Repeat the full listing below verbatim and keep the images out.
╭──
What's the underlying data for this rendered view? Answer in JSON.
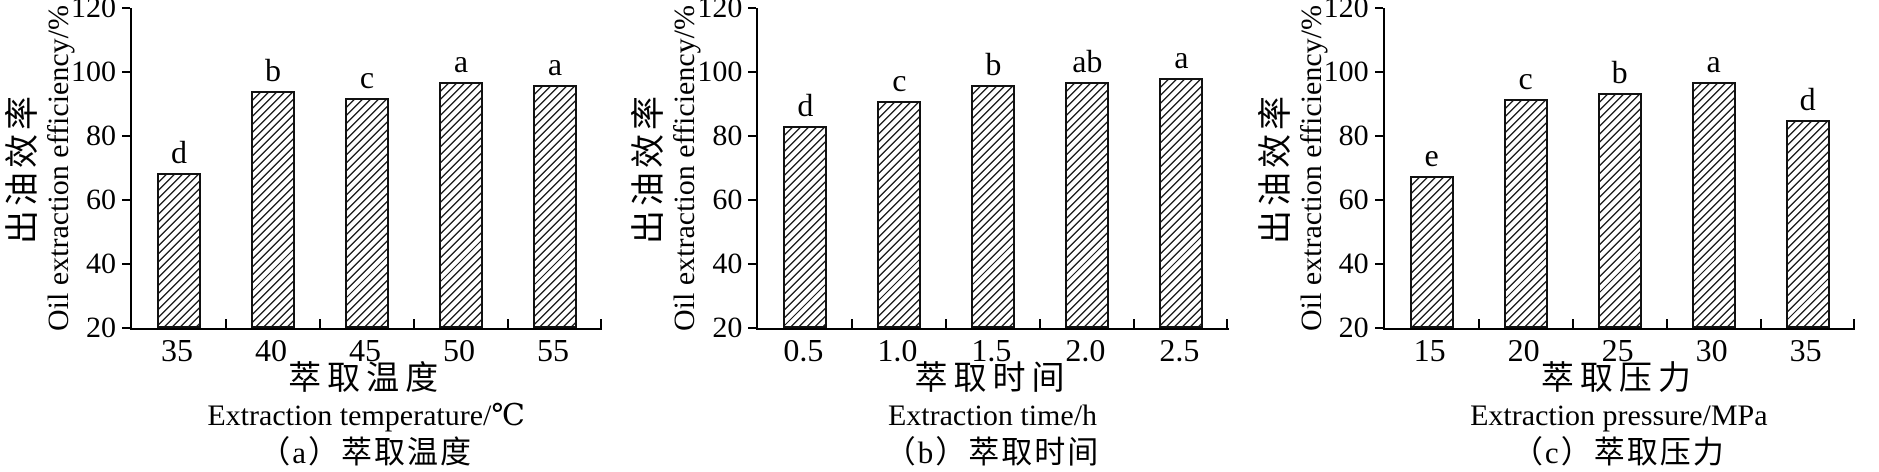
{
  "figure": {
    "ylabel_zh": "出油效率",
    "ylabel_en": "Oil extraction efficiency/%"
  },
  "chart_data": [
    {
      "type": "bar",
      "id": "a",
      "title": "（a）萃取温度",
      "xlabel_zh": "萃取温度",
      "xlabel_en": "Extraction temperature/℃",
      "ylabel_zh": "出油效率",
      "ylabel_en": "Oil extraction efficiency/%",
      "categories": [
        "35",
        "40",
        "45",
        "50",
        "55"
      ],
      "values": [
        68.5,
        94,
        92,
        97,
        96
      ],
      "bar_labels": [
        "d",
        "b",
        "c",
        "a",
        "a"
      ],
      "ylim": [
        20,
        120
      ],
      "yticks": [
        20,
        40,
        60,
        80,
        100,
        120
      ],
      "grid": "off",
      "hatch": "diagonal"
    },
    {
      "type": "bar",
      "id": "b",
      "title": "（b）萃取时间",
      "xlabel_zh": "萃取时间",
      "xlabel_en": "Extraction time/h",
      "ylabel_zh": "出油效率",
      "ylabel_en": "Oil extraction efficiency/%",
      "categories": [
        "0.5",
        "1.0",
        "1.5",
        "2.0",
        "2.5"
      ],
      "values": [
        83,
        91,
        96,
        97,
        98
      ],
      "bar_labels": [
        "d",
        "c",
        "b",
        "ab",
        "a"
      ],
      "ylim": [
        20,
        120
      ],
      "yticks": [
        20,
        40,
        60,
        80,
        100,
        120
      ],
      "grid": "off",
      "hatch": "diagonal"
    },
    {
      "type": "bar",
      "id": "c",
      "title": "（c）萃取压力",
      "xlabel_zh": "萃取压力",
      "xlabel_en": "Extraction pressure/MPa",
      "ylabel_zh": "出油效率",
      "ylabel_en": "Oil extraction efficiency/%",
      "categories": [
        "15",
        "20",
        "25",
        "30",
        "35"
      ],
      "values": [
        67.5,
        91.5,
        93.5,
        97,
        85
      ],
      "bar_labels": [
        "e",
        "c",
        "b",
        "a",
        "d"
      ],
      "ylim": [
        20,
        120
      ],
      "yticks": [
        20,
        40,
        60,
        80,
        100,
        120
      ],
      "grid": "off",
      "hatch": "diagonal"
    }
  ]
}
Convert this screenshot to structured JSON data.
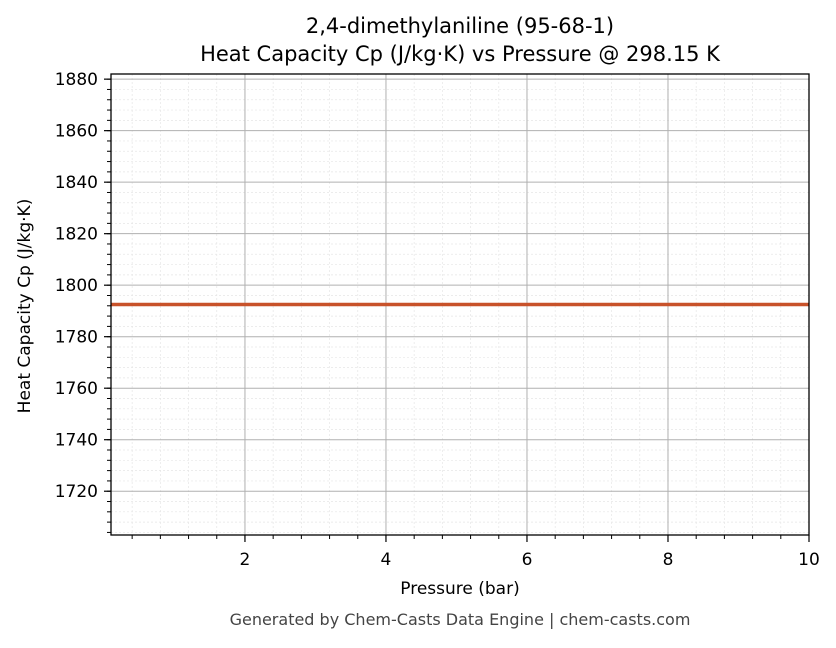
{
  "chart_data": {
    "type": "line",
    "title_line1": "2,4-dimethylaniline (95-68-1)",
    "title_line2": "Heat Capacity Cp (J/kg·K) vs Pressure @ 298.15 K",
    "xlabel": "Pressure (bar)",
    "ylabel": "Heat Capacity Cp (J/kg·K)",
    "xlim": [
      0.1,
      10
    ],
    "ylim": [
      1703,
      1882
    ],
    "x_ticks": [
      2,
      4,
      6,
      8,
      10
    ],
    "x_tick_labels": [
      "2",
      "4",
      "6",
      "8",
      "10"
    ],
    "x_minor_step": 0.4,
    "y_ticks": [
      1720,
      1740,
      1760,
      1780,
      1800,
      1820,
      1840,
      1860,
      1880
    ],
    "y_tick_labels": [
      "1720",
      "1740",
      "1760",
      "1780",
      "1800",
      "1820",
      "1840",
      "1860",
      "1880"
    ],
    "y_minor_step": 4,
    "grid": true,
    "series": [
      {
        "color": "#c8522a",
        "x": [
          0.1,
          10
        ],
        "y": [
          1792.5,
          1792.5
        ]
      }
    ]
  },
  "footer": "Generated by Chem-Casts Data Engine | chem-casts.com"
}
╰──
Solution to this problem ->
What's the underlying data for this rendered view? Answer in JSON.
{
  "figure": {
    "ylabel_zh": "出油效率",
    "ylabel_en": "Oil extraction efficiency/%"
  },
  "chart_data": [
    {
      "type": "bar",
      "id": "a",
      "title": "（a）萃取温度",
      "xlabel_zh": "萃取温度",
      "xlabel_en": "Extraction temperature/℃",
      "ylabel_zh": "出油效率",
      "ylabel_en": "Oil extraction efficiency/%",
      "categories": [
        "35",
        "40",
        "45",
        "50",
        "55"
      ],
      "values": [
        68.5,
        94,
        92,
        97,
        96
      ],
      "bar_labels": [
        "d",
        "b",
        "c",
        "a",
        "a"
      ],
      "ylim": [
        20,
        120
      ],
      "yticks": [
        20,
        40,
        60,
        80,
        100,
        120
      ],
      "grid": "off",
      "hatch": "diagonal"
    },
    {
      "type": "bar",
      "id": "b",
      "title": "（b）萃取时间",
      "xlabel_zh": "萃取时间",
      "xlabel_en": "Extraction time/h",
      "ylabel_zh": "出油效率",
      "ylabel_en": "Oil extraction efficiency/%",
      "categories": [
        "0.5",
        "1.0",
        "1.5",
        "2.0",
        "2.5"
      ],
      "values": [
        83,
        91,
        96,
        97,
        98
      ],
      "bar_labels": [
        "d",
        "c",
        "b",
        "ab",
        "a"
      ],
      "ylim": [
        20,
        120
      ],
      "yticks": [
        20,
        40,
        60,
        80,
        100,
        120
      ],
      "grid": "off",
      "hatch": "diagonal"
    },
    {
      "type": "bar",
      "id": "c",
      "title": "（c）萃取压力",
      "xlabel_zh": "萃取压力",
      "xlabel_en": "Extraction pressure/MPa",
      "ylabel_zh": "出油效率",
      "ylabel_en": "Oil extraction efficiency/%",
      "categories": [
        "15",
        "20",
        "25",
        "30",
        "35"
      ],
      "values": [
        67.5,
        91.5,
        93.5,
        97,
        85
      ],
      "bar_labels": [
        "e",
        "c",
        "b",
        "a",
        "d"
      ],
      "ylim": [
        20,
        120
      ],
      "yticks": [
        20,
        40,
        60,
        80,
        100,
        120
      ],
      "grid": "off",
      "hatch": "diagonal"
    }
  ]
}
Convert this screenshot to structured JSON data.
{
  "chart_data": {
    "type": "line",
    "title_line1": "2,4-dimethylaniline (95-68-1)",
    "title_line2": "Heat Capacity Cp (J/kg·K) vs Pressure @ 298.15 K",
    "xlabel": "Pressure (bar)",
    "ylabel": "Heat Capacity Cp (J/kg·K)",
    "xlim": [
      0.1,
      10
    ],
    "ylim": [
      1703,
      1882
    ],
    "x_ticks": [
      2,
      4,
      6,
      8,
      10
    ],
    "x_tick_labels": [
      "2",
      "4",
      "6",
      "8",
      "10"
    ],
    "x_minor_step": 0.4,
    "y_ticks": [
      1720,
      1740,
      1760,
      1780,
      1800,
      1820,
      1840,
      1860,
      1880
    ],
    "y_tick_labels": [
      "1720",
      "1740",
      "1760",
      "1780",
      "1800",
      "1820",
      "1840",
      "1860",
      "1880"
    ],
    "y_minor_step": 4,
    "grid": true,
    "series": [
      {
        "color": "#c8522a",
        "x": [
          0.1,
          10
        ],
        "y": [
          1792.5,
          1792.5
        ]
      }
    ]
  },
  "footer": "Generated by Chem-Casts Data Engine | chem-casts.com"
}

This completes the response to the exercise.